Exercise aim -> Copy everything in the listing below word for word, apart from any images.

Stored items
- - - - -

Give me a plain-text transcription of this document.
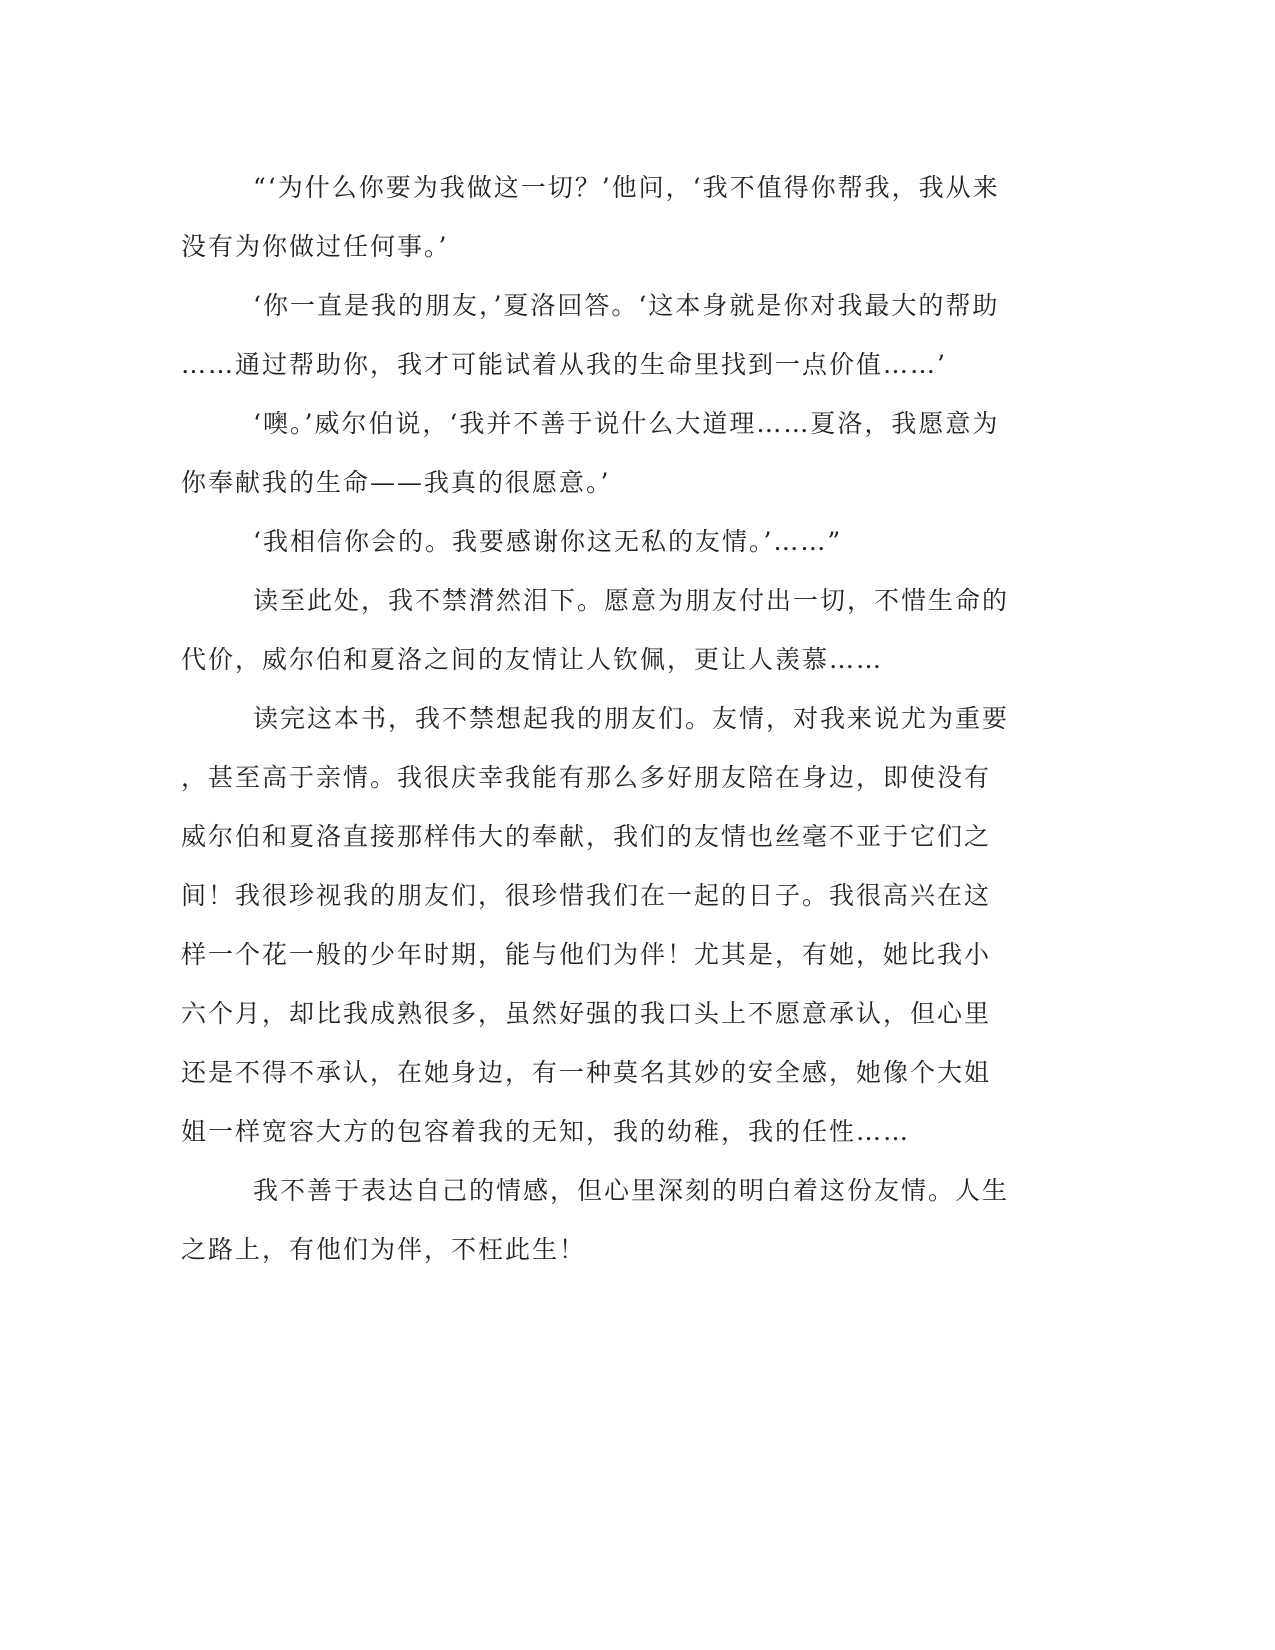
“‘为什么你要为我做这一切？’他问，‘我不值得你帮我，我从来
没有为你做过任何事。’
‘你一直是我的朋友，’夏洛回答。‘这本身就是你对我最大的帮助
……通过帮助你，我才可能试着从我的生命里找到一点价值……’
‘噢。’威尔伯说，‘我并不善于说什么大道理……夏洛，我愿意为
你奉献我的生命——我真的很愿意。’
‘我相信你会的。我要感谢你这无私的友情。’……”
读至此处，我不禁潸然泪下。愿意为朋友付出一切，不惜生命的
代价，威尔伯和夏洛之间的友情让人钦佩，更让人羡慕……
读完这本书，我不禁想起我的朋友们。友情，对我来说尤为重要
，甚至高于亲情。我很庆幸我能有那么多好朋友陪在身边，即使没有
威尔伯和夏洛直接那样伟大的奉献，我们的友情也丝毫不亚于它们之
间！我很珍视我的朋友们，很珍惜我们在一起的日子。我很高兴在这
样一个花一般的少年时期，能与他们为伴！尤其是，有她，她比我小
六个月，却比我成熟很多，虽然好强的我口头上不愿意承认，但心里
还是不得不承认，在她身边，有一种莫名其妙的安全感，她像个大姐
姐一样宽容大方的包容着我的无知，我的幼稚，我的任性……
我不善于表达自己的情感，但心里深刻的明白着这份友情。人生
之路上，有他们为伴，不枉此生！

- - - - -

Expected output ->
Give me a plain-text transcription of this document.
“‘为什么你要为我做这一切？’他问，‘我不值得你帮我，我从来
没有为你做过任何事。’
‘你一直是我的朋友，’夏洛回答。‘这本身就是你对我最大的帮助
……通过帮助你，我才可能试着从我的生命里找到一点价值……’
‘噢。’威尔伯说，‘我并不善于说什么大道理……夏洛，我愿意为
你奉献我的生命——我真的很愿意。’
‘我相信你会的。我要感谢你这无私的友情。’……”
读至此处，我不禁潸然泪下。愿意为朋友付出一切，不惜生命的
代价，威尔伯和夏洛之间的友情让人钦佩，更让人羡慕……
读完这本书，我不禁想起我的朋友们。友情，对我来说尤为重要
，甚至高于亲情。我很庆幸我能有那么多好朋友陪在身边，即使没有
威尔伯和夏洛直接那样伟大的奉献，我们的友情也丝毫不亚于它们之
间！我很珍视我的朋友们，很珍惜我们在一起的日子。我很高兴在这
样一个花一般的少年时期，能与他们为伴！尤其是，有她，她比我小
六个月，却比我成熟很多，虽然好强的我口头上不愿意承认，但心里
还是不得不承认，在她身边，有一种莫名其妙的安全感，她像个大姐
姐一样宽容大方的包容着我的无知，我的幼稚，我的任性……
我不善于表达自己的情感，但心里深刻的明白着这份友情。人生
之路上，有他们为伴，不枉此生！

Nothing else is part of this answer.